PROBLEM DESCRIPTION - Nothing in the data should change when you return it, but leave the pictures out.

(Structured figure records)
================
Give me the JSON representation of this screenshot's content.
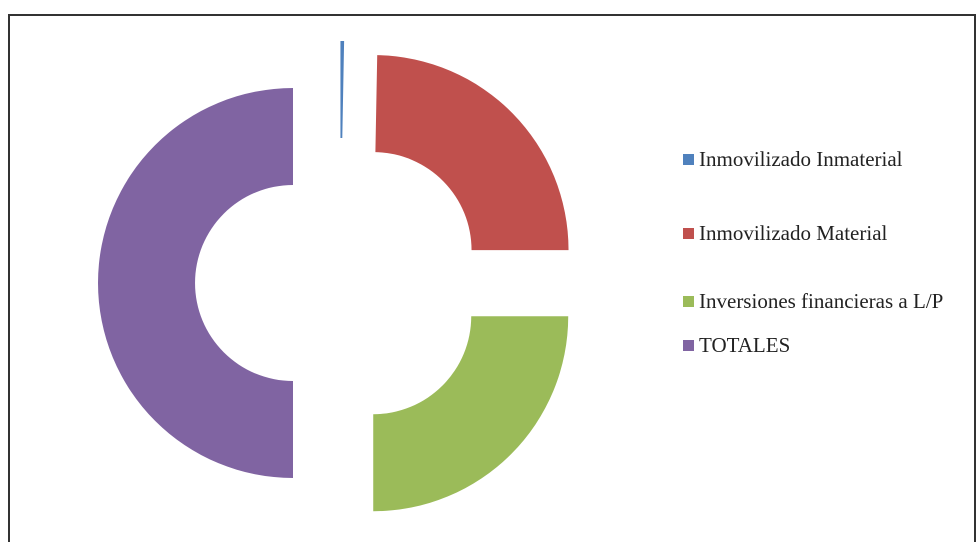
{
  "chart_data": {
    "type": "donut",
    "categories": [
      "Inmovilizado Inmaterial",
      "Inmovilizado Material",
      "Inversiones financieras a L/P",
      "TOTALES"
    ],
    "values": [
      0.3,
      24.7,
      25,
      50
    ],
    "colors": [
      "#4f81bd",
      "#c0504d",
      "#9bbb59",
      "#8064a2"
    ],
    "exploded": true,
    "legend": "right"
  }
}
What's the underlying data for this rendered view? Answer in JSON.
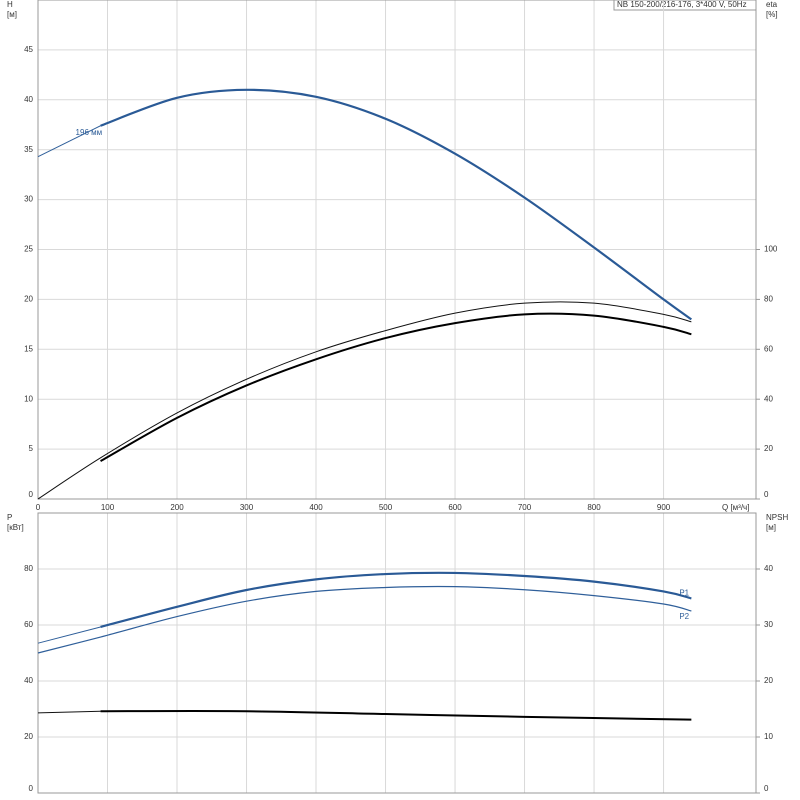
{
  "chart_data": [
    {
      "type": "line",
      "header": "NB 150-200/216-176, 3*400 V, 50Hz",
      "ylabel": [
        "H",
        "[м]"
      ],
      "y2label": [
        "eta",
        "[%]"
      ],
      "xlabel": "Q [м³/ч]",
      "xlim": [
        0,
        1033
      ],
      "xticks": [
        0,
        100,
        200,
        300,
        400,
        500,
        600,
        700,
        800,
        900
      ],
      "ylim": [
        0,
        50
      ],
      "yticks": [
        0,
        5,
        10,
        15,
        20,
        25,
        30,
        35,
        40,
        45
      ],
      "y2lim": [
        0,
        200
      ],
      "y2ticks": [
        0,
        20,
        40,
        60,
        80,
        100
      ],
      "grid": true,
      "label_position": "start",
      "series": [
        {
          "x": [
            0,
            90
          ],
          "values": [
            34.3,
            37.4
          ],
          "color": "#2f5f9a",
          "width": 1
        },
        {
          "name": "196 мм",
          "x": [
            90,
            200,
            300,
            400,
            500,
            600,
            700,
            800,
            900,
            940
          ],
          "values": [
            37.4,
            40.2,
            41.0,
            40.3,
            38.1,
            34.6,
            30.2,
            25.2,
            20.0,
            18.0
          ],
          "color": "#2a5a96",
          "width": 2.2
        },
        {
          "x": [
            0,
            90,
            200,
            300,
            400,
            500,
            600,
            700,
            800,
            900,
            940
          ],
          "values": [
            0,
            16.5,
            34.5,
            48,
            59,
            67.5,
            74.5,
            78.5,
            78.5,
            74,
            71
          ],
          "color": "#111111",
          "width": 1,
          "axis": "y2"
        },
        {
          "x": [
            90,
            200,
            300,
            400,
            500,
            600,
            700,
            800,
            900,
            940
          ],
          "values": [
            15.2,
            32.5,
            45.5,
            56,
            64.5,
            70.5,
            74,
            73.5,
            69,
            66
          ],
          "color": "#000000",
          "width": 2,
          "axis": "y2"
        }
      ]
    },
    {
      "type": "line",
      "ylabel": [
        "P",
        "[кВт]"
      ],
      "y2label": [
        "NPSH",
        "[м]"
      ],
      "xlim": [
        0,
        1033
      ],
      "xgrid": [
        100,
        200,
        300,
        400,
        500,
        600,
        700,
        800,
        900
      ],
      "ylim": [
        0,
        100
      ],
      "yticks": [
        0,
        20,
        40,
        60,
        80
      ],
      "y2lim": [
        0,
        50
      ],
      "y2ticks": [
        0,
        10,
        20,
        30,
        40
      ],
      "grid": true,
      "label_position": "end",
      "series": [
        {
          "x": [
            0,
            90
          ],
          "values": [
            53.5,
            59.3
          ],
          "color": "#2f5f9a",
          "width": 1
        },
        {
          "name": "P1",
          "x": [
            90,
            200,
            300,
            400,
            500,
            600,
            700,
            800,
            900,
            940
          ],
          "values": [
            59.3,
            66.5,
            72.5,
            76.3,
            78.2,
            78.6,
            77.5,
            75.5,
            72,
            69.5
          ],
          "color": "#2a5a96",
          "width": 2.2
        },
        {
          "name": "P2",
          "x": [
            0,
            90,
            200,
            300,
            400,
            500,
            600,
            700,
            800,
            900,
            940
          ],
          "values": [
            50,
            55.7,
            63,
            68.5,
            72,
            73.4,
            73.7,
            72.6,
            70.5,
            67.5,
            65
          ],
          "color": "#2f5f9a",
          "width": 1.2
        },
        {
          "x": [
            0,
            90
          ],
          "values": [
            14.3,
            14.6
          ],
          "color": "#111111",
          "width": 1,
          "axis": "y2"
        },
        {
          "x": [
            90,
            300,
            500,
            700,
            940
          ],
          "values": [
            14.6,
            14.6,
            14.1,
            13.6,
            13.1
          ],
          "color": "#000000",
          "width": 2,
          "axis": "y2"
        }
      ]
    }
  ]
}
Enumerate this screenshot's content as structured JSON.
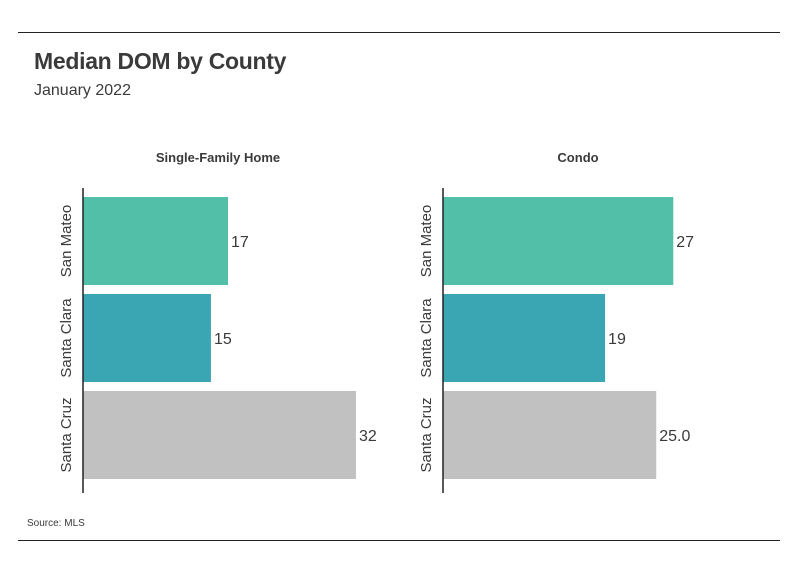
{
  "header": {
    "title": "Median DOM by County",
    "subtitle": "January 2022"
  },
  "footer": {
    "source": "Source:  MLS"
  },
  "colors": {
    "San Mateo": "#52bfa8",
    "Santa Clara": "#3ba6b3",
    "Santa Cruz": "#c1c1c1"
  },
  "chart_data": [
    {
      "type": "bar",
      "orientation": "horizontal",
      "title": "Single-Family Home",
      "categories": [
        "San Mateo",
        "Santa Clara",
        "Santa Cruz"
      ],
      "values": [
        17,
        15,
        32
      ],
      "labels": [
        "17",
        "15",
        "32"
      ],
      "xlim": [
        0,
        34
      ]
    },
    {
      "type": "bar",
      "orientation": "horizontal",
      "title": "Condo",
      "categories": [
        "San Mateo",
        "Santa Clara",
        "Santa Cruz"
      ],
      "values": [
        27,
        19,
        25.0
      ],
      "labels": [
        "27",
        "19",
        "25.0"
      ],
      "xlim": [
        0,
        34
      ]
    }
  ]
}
================
ANSWER TO THE TASK -
Give me the JSON representation of this screenshot's content.
{
  "chart_data": {
    "type": "donut",
    "categories": [
      "Inmovilizado Inmaterial",
      "Inmovilizado Material",
      "Inversiones financieras a L/P",
      "TOTALES"
    ],
    "values": [
      0.3,
      24.7,
      25,
      50
    ],
    "colors": [
      "#4f81bd",
      "#c0504d",
      "#9bbb59",
      "#8064a2"
    ],
    "exploded": true,
    "legend": "right"
  }
}
What's the underlying data for this rendered view? Answer in JSON.
{
  "chart_data": [
    {
      "type": "line",
      "header": "NB 150-200/216-176, 3*400 V, 50Hz",
      "ylabel": [
        "H",
        "[м]"
      ],
      "y2label": [
        "eta",
        "[%]"
      ],
      "xlabel": "Q [м³/ч]",
      "xlim": [
        0,
        1033
      ],
      "xticks": [
        0,
        100,
        200,
        300,
        400,
        500,
        600,
        700,
        800,
        900
      ],
      "ylim": [
        0,
        50
      ],
      "yticks": [
        0,
        5,
        10,
        15,
        20,
        25,
        30,
        35,
        40,
        45
      ],
      "y2lim": [
        0,
        200
      ],
      "y2ticks": [
        0,
        20,
        40,
        60,
        80,
        100
      ],
      "grid": true,
      "label_position": "start",
      "series": [
        {
          "x": [
            0,
            90
          ],
          "values": [
            34.3,
            37.4
          ],
          "color": "#2f5f9a",
          "width": 1
        },
        {
          "name": "196 мм",
          "x": [
            90,
            200,
            300,
            400,
            500,
            600,
            700,
            800,
            900,
            940
          ],
          "values": [
            37.4,
            40.2,
            41.0,
            40.3,
            38.1,
            34.6,
            30.2,
            25.2,
            20.0,
            18.0
          ],
          "color": "#2a5a96",
          "width": 2.2
        },
        {
          "x": [
            0,
            90,
            200,
            300,
            400,
            500,
            600,
            700,
            800,
            900,
            940
          ],
          "values": [
            0,
            16.5,
            34.5,
            48,
            59,
            67.5,
            74.5,
            78.5,
            78.5,
            74,
            71
          ],
          "color": "#111111",
          "width": 1,
          "axis": "y2"
        },
        {
          "x": [
            90,
            200,
            300,
            400,
            500,
            600,
            700,
            800,
            900,
            940
          ],
          "values": [
            15.2,
            32.5,
            45.5,
            56,
            64.5,
            70.5,
            74,
            73.5,
            69,
            66
          ],
          "color": "#000000",
          "width": 2,
          "axis": "y2"
        }
      ]
    },
    {
      "type": "line",
      "ylabel": [
        "P",
        "[кВт]"
      ],
      "y2label": [
        "NPSH",
        "[м]"
      ],
      "xlim": [
        0,
        1033
      ],
      "xgrid": [
        100,
        200,
        300,
        400,
        500,
        600,
        700,
        800,
        900
      ],
      "ylim": [
        0,
        100
      ],
      "yticks": [
        0,
        20,
        40,
        60,
        80
      ],
      "y2lim": [
        0,
        50
      ],
      "y2ticks": [
        0,
        10,
        20,
        30,
        40
      ],
      "grid": true,
      "label_position": "end",
      "series": [
        {
          "x": [
            0,
            90
          ],
          "values": [
            53.5,
            59.3
          ],
          "color": "#2f5f9a",
          "width": 1
        },
        {
          "name": "P1",
          "x": [
            90,
            200,
            300,
            400,
            500,
            600,
            700,
            800,
            900,
            940
          ],
          "values": [
            59.3,
            66.5,
            72.5,
            76.3,
            78.2,
            78.6,
            77.5,
            75.5,
            72,
            69.5
          ],
          "color": "#2a5a96",
          "width": 2.2
        },
        {
          "name": "P2",
          "x": [
            0,
            90,
            200,
            300,
            400,
            500,
            600,
            700,
            800,
            900,
            940
          ],
          "values": [
            50,
            55.7,
            63,
            68.5,
            72,
            73.4,
            73.7,
            72.6,
            70.5,
            67.5,
            65
          ],
          "color": "#2f5f9a",
          "width": 1.2
        },
        {
          "x": [
            0,
            90
          ],
          "values": [
            14.3,
            14.6
          ],
          "color": "#111111",
          "width": 1,
          "axis": "y2"
        },
        {
          "x": [
            90,
            300,
            500,
            700,
            940
          ],
          "values": [
            14.6,
            14.6,
            14.1,
            13.6,
            13.1
          ],
          "color": "#000000",
          "width": 2,
          "axis": "y2"
        }
      ]
    }
  ]
}
Enumerate this screenshot's content as structured JSON.
{
  "header": {
    "title": "Median DOM by County",
    "subtitle": "January 2022"
  },
  "footer": {
    "source": "Source:  MLS"
  },
  "colors": {
    "San Mateo": "#52bfa8",
    "Santa Clara": "#3ba6b3",
    "Santa Cruz": "#c1c1c1"
  },
  "chart_data": [
    {
      "type": "bar",
      "orientation": "horizontal",
      "title": "Single-Family Home",
      "categories": [
        "San Mateo",
        "Santa Clara",
        "Santa Cruz"
      ],
      "values": [
        17,
        15,
        32
      ],
      "labels": [
        "17",
        "15",
        "32"
      ],
      "xlim": [
        0,
        34
      ]
    },
    {
      "type": "bar",
      "orientation": "horizontal",
      "title": "Condo",
      "categories": [
        "San Mateo",
        "Santa Clara",
        "Santa Cruz"
      ],
      "values": [
        27,
        19,
        25.0
      ],
      "labels": [
        "27",
        "19",
        "25.0"
      ],
      "xlim": [
        0,
        34
      ]
    }
  ]
}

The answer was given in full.